## START Data section

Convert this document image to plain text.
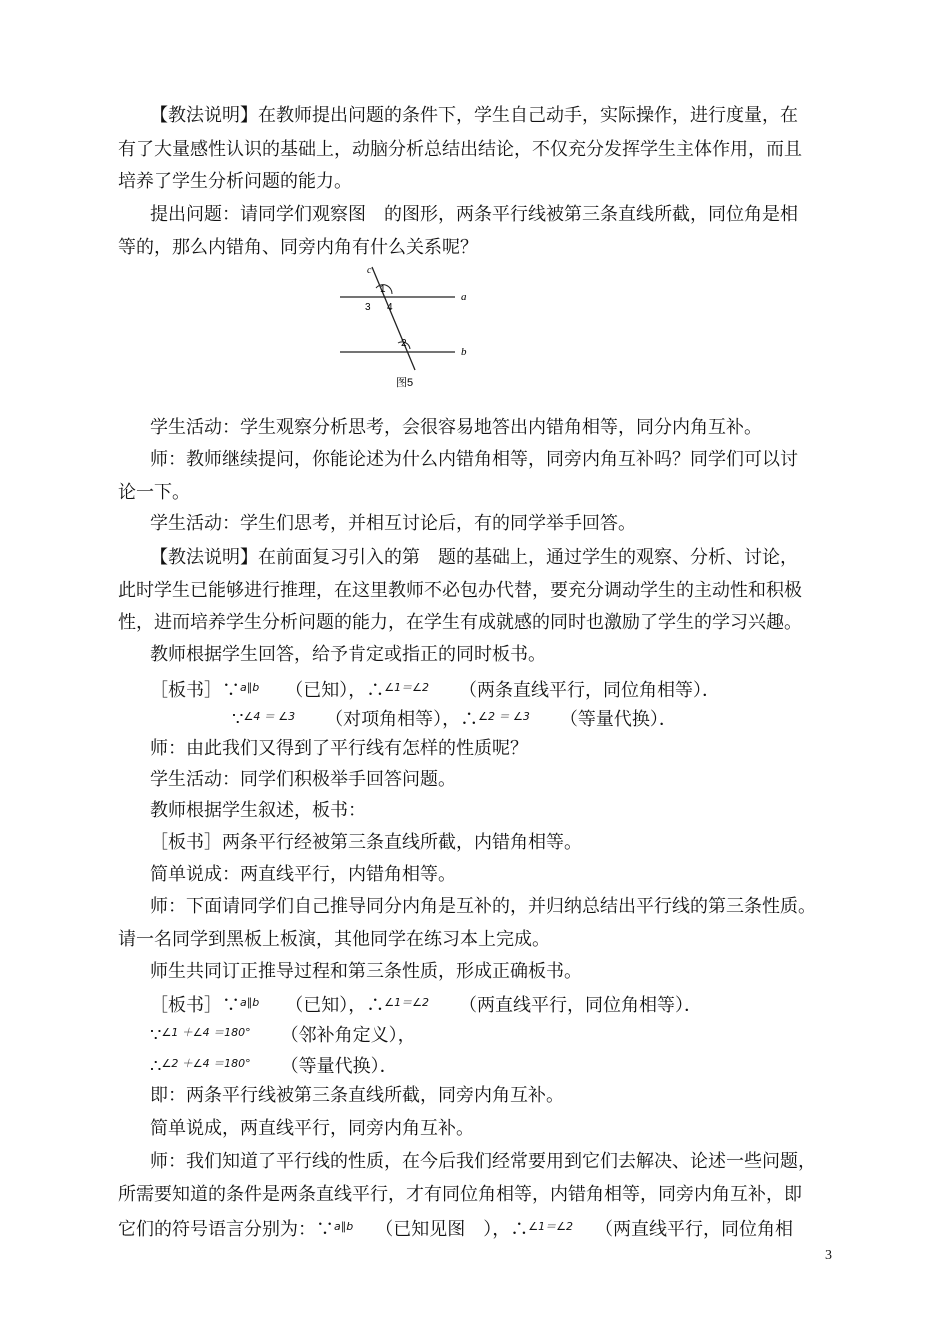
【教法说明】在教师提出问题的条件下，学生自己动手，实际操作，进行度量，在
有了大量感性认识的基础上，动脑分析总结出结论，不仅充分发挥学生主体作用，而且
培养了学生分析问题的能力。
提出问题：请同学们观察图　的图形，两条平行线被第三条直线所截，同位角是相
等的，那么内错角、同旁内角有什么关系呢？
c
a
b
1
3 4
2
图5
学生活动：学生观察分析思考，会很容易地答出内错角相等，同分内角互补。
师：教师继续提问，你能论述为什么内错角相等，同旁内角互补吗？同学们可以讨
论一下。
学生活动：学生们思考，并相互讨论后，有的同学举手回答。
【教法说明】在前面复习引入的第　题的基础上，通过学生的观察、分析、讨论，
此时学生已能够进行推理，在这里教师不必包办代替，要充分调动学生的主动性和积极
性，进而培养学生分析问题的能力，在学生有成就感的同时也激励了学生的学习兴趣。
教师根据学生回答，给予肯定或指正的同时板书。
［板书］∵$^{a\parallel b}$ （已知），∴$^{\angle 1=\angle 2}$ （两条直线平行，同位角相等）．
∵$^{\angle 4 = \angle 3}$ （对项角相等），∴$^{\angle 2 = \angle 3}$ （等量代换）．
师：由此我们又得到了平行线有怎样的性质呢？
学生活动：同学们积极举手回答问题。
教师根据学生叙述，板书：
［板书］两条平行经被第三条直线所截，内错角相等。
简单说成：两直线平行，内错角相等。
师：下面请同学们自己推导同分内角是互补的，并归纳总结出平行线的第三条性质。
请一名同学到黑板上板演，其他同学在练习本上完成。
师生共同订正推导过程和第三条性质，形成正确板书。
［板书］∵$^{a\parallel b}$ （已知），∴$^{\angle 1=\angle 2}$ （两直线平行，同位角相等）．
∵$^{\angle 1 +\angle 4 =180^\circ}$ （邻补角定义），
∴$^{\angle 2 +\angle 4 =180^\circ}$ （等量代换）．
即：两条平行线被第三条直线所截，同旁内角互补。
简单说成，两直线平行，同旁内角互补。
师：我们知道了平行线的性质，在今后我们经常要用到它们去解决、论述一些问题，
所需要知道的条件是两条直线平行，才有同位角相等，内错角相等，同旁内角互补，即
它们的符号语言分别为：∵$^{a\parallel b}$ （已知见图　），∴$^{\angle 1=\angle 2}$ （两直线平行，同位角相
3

## END Data section

**Problem**
Scan the lines for the string "两条平行线被第三条直线所截". Copy out each line that matches.

**Task output**
提出问题：请同学们观察图　的图形，两条平行线被第三条直线所截，同位角是相
即：两条平行线被第三条直线所截，同旁内角互补。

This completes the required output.